STATED TASK
Write out the records that appear below, verbatim and complete, but without pictures.

Start THE INPUT

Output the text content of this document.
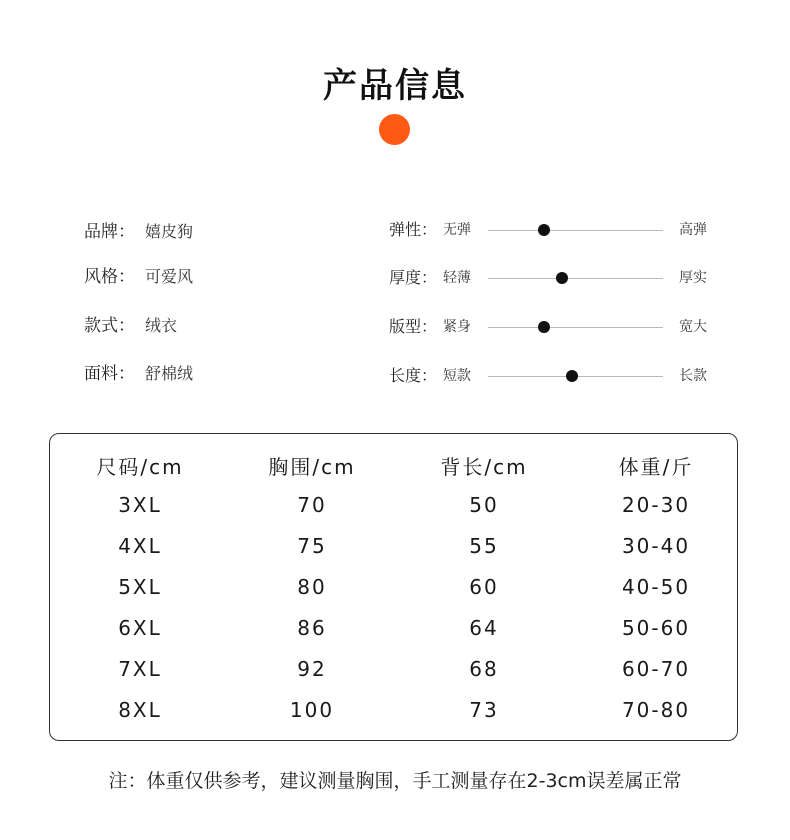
产品信息
品牌： 嬉皮狗
风格： 可爱风
款式： 绒衣
面料： 舒棉绒
弹性： 无弹	高弹
厚度： 轻薄	厚实
版型： 紧身	宽大
长度： 短款	长款
尺码/cm	胸围/cm	背长/cm	体重/斤
3XL	70	50	20-30
4XL	75	55	30-40
5XL	80	60	40-50
6XL	86	64	50-60
7XL	92	68	60-70
8XL	100	73	70-80
注：体重仅供参考，建议测量胸围，手工测量存在2-3cm误差属正常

End THE INPUT

COMPLETED TASK
Output the text content of this document.
产品信息
品牌： 嬉皮狗
风格： 可爱风
款式： 绒衣
面料： 舒棉绒
弹性： 无弹	高弹
厚度： 轻薄	厚实
版型： 紧身	宽大
长度： 短款	长款
尺码/cm	胸围/cm	背长/cm	体重/斤
3XL	70	50	20-30
4XL	75	55	30-40
5XL	80	60	40-50
6XL	86	64	50-60
7XL	92	68	60-70
8XL	100	73	70-80
注：体重仅供参考，建议测量胸围，手工测量存在2-3cm误差属正常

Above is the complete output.